*Saved data entries*:
'''

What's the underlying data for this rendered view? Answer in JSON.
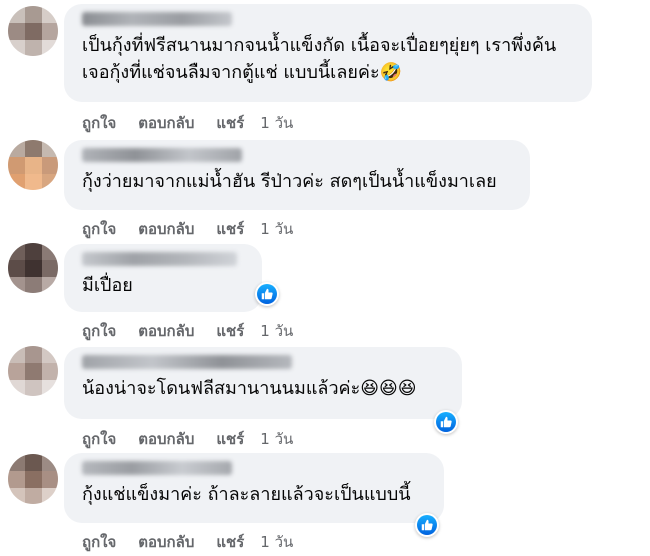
{
  "actions": {
    "like": "ถูกใจ",
    "reply": "ตอบกลับ",
    "share": "แชร์",
    "time": "1 วัน"
  },
  "comments": [
    {
      "text": "เป็นกุ้งที่ฟรีสนานมากจนน้ำแข็งกัด เนื้อจะเปื่อยๆยุ่ยๆ เราพึ่งค้น\nเจอกุ้งที่แช่จนลืมจากตู้แช่ แบบนี้เลยค่ะ🤣",
      "reaction": ""
    },
    {
      "text": "กุ้งว่ายมาจากแม่น้ำฮัน รีป่าวค่ะ สดๆเป็นน้ำแข็งมาเลย",
      "reaction": ""
    },
    {
      "text": "มีเปื่อย",
      "reaction": "like"
    },
    {
      "text": "น้องน่าจะโดนฟลีสมานานนมแล้วค่ะ😆😆😆",
      "reaction": "like"
    },
    {
      "text": "กุ้งแช่แข็งมาค่ะ ถ้าละลายแล้วจะเป็นแบบนี้",
      "reaction": "like"
    }
  ],
  "colors": {
    "bubble": "#f0f2f5",
    "meta": "#65676b",
    "like_blue": "#1877f2"
  }
}
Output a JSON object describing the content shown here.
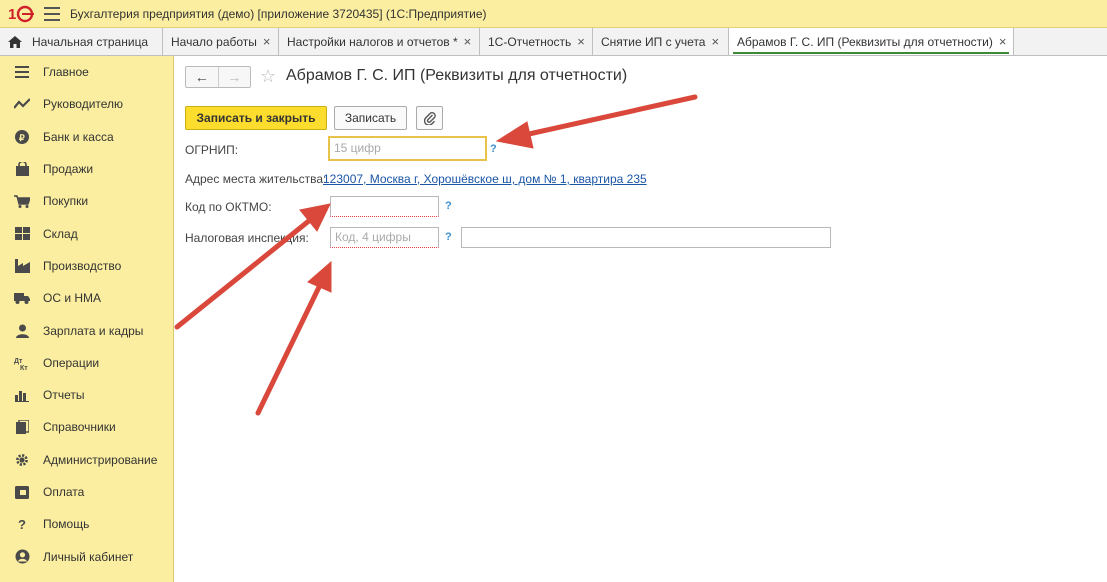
{
  "app": {
    "title": "Бухгалтерия предприятия (демо) [приложение 3720435]  (1С:Предприятие)"
  },
  "tabs": [
    {
      "label": "Начальная страница"
    },
    {
      "label": "Начало работы",
      "close": "×"
    },
    {
      "label": "Настройки налогов и отчетов *",
      "close": "×"
    },
    {
      "label": "1С-Отчетность",
      "close": "×"
    },
    {
      "label": "Снятие ИП с учета",
      "close": "×"
    },
    {
      "label": "Абрамов Г. С. ИП (Реквизиты для отчетности)",
      "close": "×"
    }
  ],
  "sidebar": {
    "items": [
      {
        "label": "Главное",
        "icon": "menu-icon"
      },
      {
        "label": "Руководителю",
        "icon": "chart-line-icon"
      },
      {
        "label": "Банк и касса",
        "icon": "coin-icon"
      },
      {
        "label": "Продажи",
        "icon": "bag-icon"
      },
      {
        "label": "Покупки",
        "icon": "cart-icon"
      },
      {
        "label": "Склад",
        "icon": "grid-icon"
      },
      {
        "label": "Производство",
        "icon": "factory-icon"
      },
      {
        "label": "ОС и НМА",
        "icon": "truck-icon"
      },
      {
        "label": "Зарплата и кадры",
        "icon": "person-icon"
      },
      {
        "label": "Операции",
        "icon": "debit-credit-icon"
      },
      {
        "label": "Отчеты",
        "icon": "bar-chart-icon"
      },
      {
        "label": "Справочники",
        "icon": "books-icon"
      },
      {
        "label": "Администрирование",
        "icon": "gear-icon"
      },
      {
        "label": "Оплата",
        "icon": "wallet-icon"
      },
      {
        "label": "Помощь",
        "icon": "question-icon"
      },
      {
        "label": "Личный кабинет",
        "icon": "account-icon"
      }
    ]
  },
  "form": {
    "title": "Абрамов Г. С. ИП (Реквизиты для отчетности)",
    "nav_back": "←",
    "nav_forward": "→",
    "star": "☆",
    "save_close_label": "Записать и закрыть",
    "save_label": "Записать",
    "ogrnip": {
      "label": "ОГРНИП:",
      "placeholder": "15 цифр",
      "hint": "?"
    },
    "address": {
      "label": "Адрес места жительства:",
      "value": "123007, Москва г, Хорошёвское ш, дом № 1, квартира 235"
    },
    "oktmo": {
      "label": "Код по ОКТМО:",
      "value": "",
      "hint": "?"
    },
    "tax_office": {
      "label": "Налоговая инспекция:",
      "code_placeholder": "Код, 4 цифры",
      "name_value": "",
      "hint": "?"
    }
  },
  "colors": {
    "sidebar_bg": "#fbeea0",
    "primary_button": "#fcdc2c",
    "link": "#1a55a6",
    "annotation_arrow": "#d9483b",
    "active_tab_underline": "#3a8a3a"
  }
}
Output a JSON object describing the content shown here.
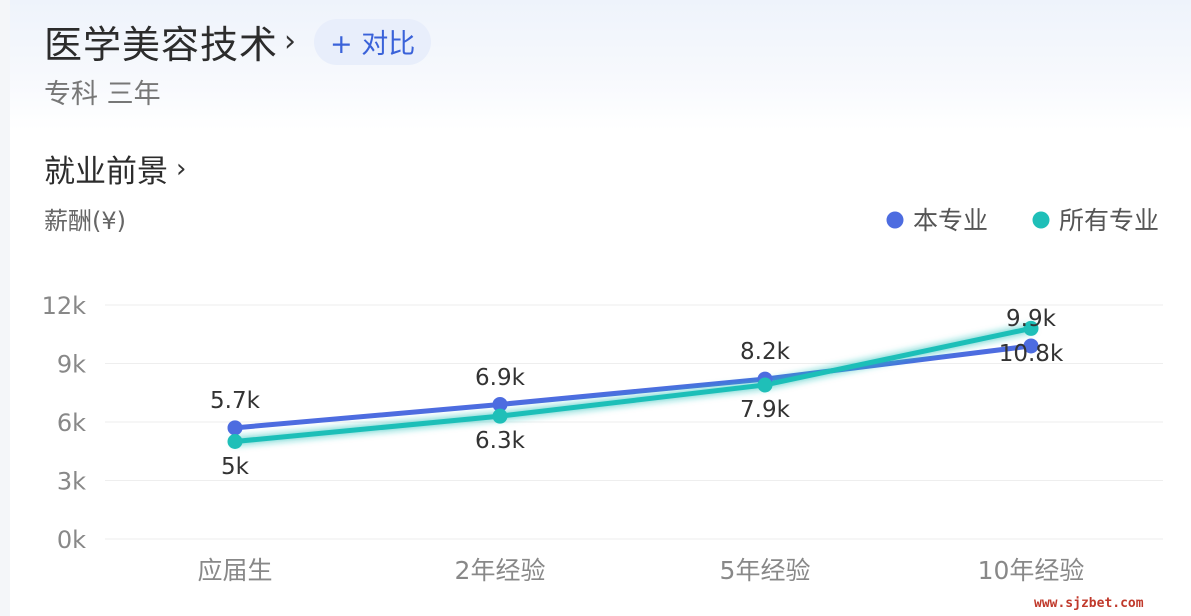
{
  "header": {
    "title": "医学美容技术",
    "compare_label": "+ 对比",
    "subtitle": "专科 三年"
  },
  "section": {
    "title": "就业前景"
  },
  "watermark": "www.sjzbet.com",
  "colors": {
    "this_major": "#4d6ce0",
    "all_majors": "#1fbfb8",
    "grid": "#eeeeee",
    "axis_text": "#888888"
  },
  "chart_data": {
    "type": "line",
    "ylabel": "薪酬(¥)",
    "categories": [
      "应届生",
      "2年经验",
      "5年经验",
      "10年经验"
    ],
    "yticks": [
      "0k",
      "3k",
      "6k",
      "9k",
      "12k"
    ],
    "ylim": [
      0,
      12000
    ],
    "legend_position": "top-right",
    "grid": true,
    "series": [
      {
        "name": "本专业",
        "values": [
          5700,
          6900,
          8200,
          9900
        ],
        "labels": [
          "5.7k",
          "6.9k",
          "8.2k",
          "9.9k"
        ]
      },
      {
        "name": "所有专业",
        "values": [
          5000,
          6300,
          7900,
          10800
        ],
        "labels": [
          "5k",
          "6.3k",
          "7.9k",
          "10.8k"
        ]
      }
    ]
  }
}
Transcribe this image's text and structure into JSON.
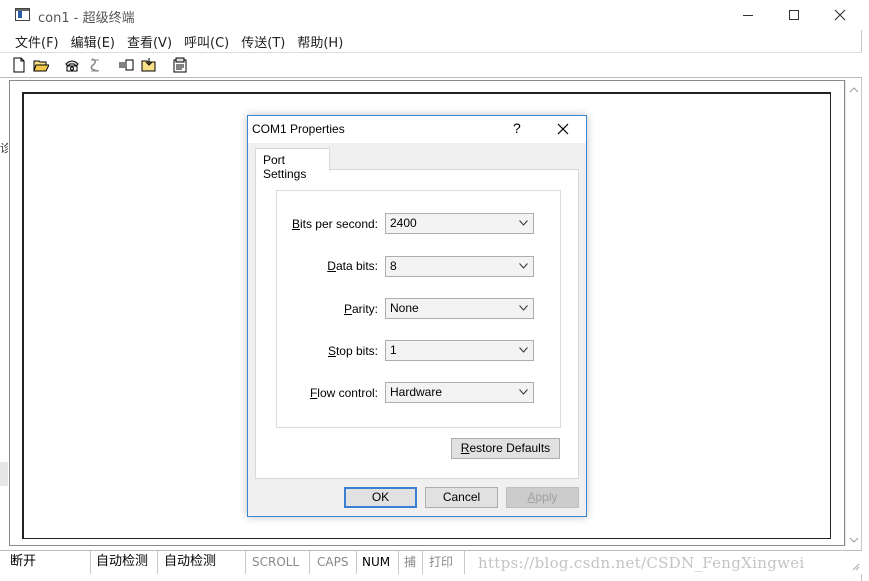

'''

Set the entries down again exactly. Do not include the images.

What's the underlying data for this rendered view? Answer in JSON.
{
  "actions": {
    "like": "ถูกใจ",
    "reply": "ตอบกลับ",
    "share": "แชร์",
    "time": "1 วัน"
  },
  "comments": [
    {
      "text": "เป็นกุ้งที่ฟรีสนานมากจนน้ำแข็งกัด เนื้อจะเปื่อยๆยุ่ยๆ เราพึ่งค้น\nเจอกุ้งที่แช่จนลืมจากตู้แช่ แบบนี้เลยค่ะ🤣",
      "reaction": ""
    },
    {
      "text": "กุ้งว่ายมาจากแม่น้ำฮัน รีป่าวค่ะ สดๆเป็นน้ำแข็งมาเลย",
      "reaction": ""
    },
    {
      "text": "มีเปื่อย",
      "reaction": "like"
    },
    {
      "text": "น้องน่าจะโดนฟลีสมานานนมแล้วค่ะ😆😆😆",
      "reaction": "like"
    },
    {
      "text": "กุ้งแช่แข็งมาค่ะ ถ้าละลายแล้วจะเป็นแบบนี้",
      "reaction": "like"
    }
  ],
  "colors": {
    "bubble": "#f0f2f5",
    "meta": "#65676b",
    "like_blue": "#1877f2"
  }
}
Output a JSON object describing the content shown here.
{
  "app": {
    "title": "Бухгалтерия предприятия (демо) [приложение 3720435]  (1С:Предприятие)"
  },
  "tabs": [
    {
      "label": "Начальная страница"
    },
    {
      "label": "Начало работы",
      "close": "×"
    },
    {
      "label": "Настройки налогов и отчетов *",
      "close": "×"
    },
    {
      "label": "1С-Отчетность",
      "close": "×"
    },
    {
      "label": "Снятие ИП с учета",
      "close": "×"
    },
    {
      "label": "Абрамов Г. С. ИП (Реквизиты для отчетности)",
      "close": "×"
    }
  ],
  "sidebar": {
    "items": [
      {
        "label": "Главное",
        "icon": "menu-icon"
      },
      {
        "label": "Руководителю",
        "icon": "chart-line-icon"
      },
      {
        "label": "Банк и касса",
        "icon": "coin-icon"
      },
      {
        "label": "Продажи",
        "icon": "bag-icon"
      },
      {
        "label": "Покупки",
        "icon": "cart-icon"
      },
      {
        "label": "Склад",
        "icon": "grid-icon"
      },
      {
        "label": "Производство",
        "icon": "factory-icon"
      },
      {
        "label": "ОС и НМА",
        "icon": "truck-icon"
      },
      {
        "label": "Зарплата и кадры",
        "icon": "person-icon"
      },
      {
        "label": "Операции",
        "icon": "debit-credit-icon"
      },
      {
        "label": "Отчеты",
        "icon": "bar-chart-icon"
      },
      {
        "label": "Справочники",
        "icon": "books-icon"
      },
      {
        "label": "Администрирование",
        "icon": "gear-icon"
      },
      {
        "label": "Оплата",
        "icon": "wallet-icon"
      },
      {
        "label": "Помощь",
        "icon": "question-icon"
      },
      {
        "label": "Личный кабинет",
        "icon": "account-icon"
      }
    ]
  },
  "form": {
    "title": "Абрамов Г. С. ИП (Реквизиты для отчетности)",
    "nav_back": "←",
    "nav_forward": "→",
    "star": "☆",
    "save_close_label": "Записать и закрыть",
    "save_label": "Записать",
    "ogrnip": {
      "label": "ОГРНИП:",
      "placeholder": "15 цифр",
      "hint": "?"
    },
    "address": {
      "label": "Адрес места жительства:",
      "value": "123007, Москва г, Хорошёвское ш, дом № 1, квартира 235"
    },
    "oktmo": {
      "label": "Код по ОКТМО:",
      "value": "",
      "hint": "?"
    },
    "tax_office": {
      "label": "Налоговая инспекция:",
      "code_placeholder": "Код, 4 цифры",
      "name_value": "",
      "hint": "?"
    }
  },
  "colors": {
    "sidebar_bg": "#fbeea0",
    "primary_button": "#fcdc2c",
    "link": "#1a55a6",
    "annotation_arrow": "#d9483b",
    "active_tab_underline": "#3a8a3a"
  }
}
Output a JSON object describing the content shown here.
{
  "header": {
    "title": "医学美容技术",
    "compare_label": "+ 对比",
    "subtitle": "专科 三年"
  },
  "section": {
    "title": "就业前景"
  },
  "watermark": "www.sjzbet.com",
  "colors": {
    "this_major": "#4d6ce0",
    "all_majors": "#1fbfb8",
    "grid": "#eeeeee",
    "axis_text": "#888888"
  },
  "chart_data": {
    "type": "line",
    "ylabel": "薪酬(¥)",
    "categories": [
      "应届生",
      "2年经验",
      "5年经验",
      "10年经验"
    ],
    "yticks": [
      "0k",
      "3k",
      "6k",
      "9k",
      "12k"
    ],
    "ylim": [
      0,
      12000
    ],
    "legend_position": "top-right",
    "grid": true,
    "series": [
      {
        "name": "本专业",
        "values": [
          5700,
          6900,
          8200,
          9900
        ],
        "labels": [
          "5.7k",
          "6.9k",
          "8.2k",
          "9.9k"
        ]
      },
      {
        "name": "所有专业",
        "values": [
          5000,
          6300,
          7900,
          10800
        ],
        "labels": [
          "5k",
          "6.3k",
          "7.9k",
          "10.8k"
        ]
      }
    ]
  }
}
Transcribe this image's text and structure into JSON.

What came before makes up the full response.